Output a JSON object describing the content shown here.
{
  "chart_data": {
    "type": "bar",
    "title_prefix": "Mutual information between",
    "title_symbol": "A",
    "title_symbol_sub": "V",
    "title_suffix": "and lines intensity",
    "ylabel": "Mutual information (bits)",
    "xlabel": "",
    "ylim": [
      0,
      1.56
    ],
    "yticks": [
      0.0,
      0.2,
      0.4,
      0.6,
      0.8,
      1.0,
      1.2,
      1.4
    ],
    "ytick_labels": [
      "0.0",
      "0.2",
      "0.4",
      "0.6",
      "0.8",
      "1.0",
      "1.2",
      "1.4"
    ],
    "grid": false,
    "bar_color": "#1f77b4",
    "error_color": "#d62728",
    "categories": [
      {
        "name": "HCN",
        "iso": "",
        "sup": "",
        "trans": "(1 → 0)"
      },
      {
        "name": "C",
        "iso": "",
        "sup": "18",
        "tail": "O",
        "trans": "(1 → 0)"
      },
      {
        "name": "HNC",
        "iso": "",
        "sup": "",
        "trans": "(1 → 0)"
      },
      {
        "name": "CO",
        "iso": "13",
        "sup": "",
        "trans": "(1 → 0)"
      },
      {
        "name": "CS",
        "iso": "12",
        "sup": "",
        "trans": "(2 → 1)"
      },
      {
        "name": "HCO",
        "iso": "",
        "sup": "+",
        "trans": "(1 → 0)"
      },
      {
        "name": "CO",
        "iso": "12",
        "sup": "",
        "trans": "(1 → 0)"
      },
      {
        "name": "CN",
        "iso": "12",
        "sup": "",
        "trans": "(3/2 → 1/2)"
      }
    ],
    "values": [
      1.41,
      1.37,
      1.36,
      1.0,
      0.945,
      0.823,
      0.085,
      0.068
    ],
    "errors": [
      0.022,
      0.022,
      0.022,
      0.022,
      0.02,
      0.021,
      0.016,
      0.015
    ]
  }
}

++++

Without leaving anything out, give the entries again exactly.

Output a JSON object describing the content shown here.
{
  "chart_data": {
    "type": "bar",
    "title_prefix": "Mutual information between",
    "title_symbol": "A",
    "title_symbol_sub": "V",
    "title_suffix": "and lines intensity",
    "ylabel": "Mutual information (bits)",
    "xlabel": "",
    "ylim": [
      0,
      1.56
    ],
    "yticks": [
      0.0,
      0.2,
      0.4,
      0.6,
      0.8,
      1.0,
      1.2,
      1.4
    ],
    "ytick_labels": [
      "0.0",
      "0.2",
      "0.4",
      "0.6",
      "0.8",
      "1.0",
      "1.2",
      "1.4"
    ],
    "grid": false,
    "bar_color": "#1f77b4",
    "error_color": "#d62728",
    "categories": [
      {
        "name": "HCN",
        "iso": "",
        "sup": "",
        "trans": "(1 → 0)"
      },
      {
        "name": "C",
        "iso": "",
        "sup": "18",
        "tail": "O",
        "trans": "(1 → 0)"
      },
      {
        "name": "HNC",
        "iso": "",
        "sup": "",
        "trans": "(1 → 0)"
      },
      {
        "name": "CO",
        "iso": "13",
        "sup": "",
        "trans": "(1 → 0)"
      },
      {
        "name": "CS",
        "iso": "12",
        "sup": "",
        "trans": "(2 → 1)"
      },
      {
        "name": "HCO",
        "iso": "",
        "sup": "+",
        "trans": "(1 → 0)"
      },
      {
        "name": "CO",
        "iso": "12",
        "sup": "",
        "trans": "(1 → 0)"
      },
      {
        "name": "CN",
        "iso": "12",
        "sup": "",
        "trans": "(3/2 → 1/2)"
      }
    ],
    "values": [
      1.41,
      1.37,
      1.36,
      1.0,
      0.945,
      0.823,
      0.085,
      0.068
    ],
    "errors": [
      0.022,
      0.022,
      0.022,
      0.022,
      0.02,
      0.021,
      0.016,
      0.015
    ]
  }
}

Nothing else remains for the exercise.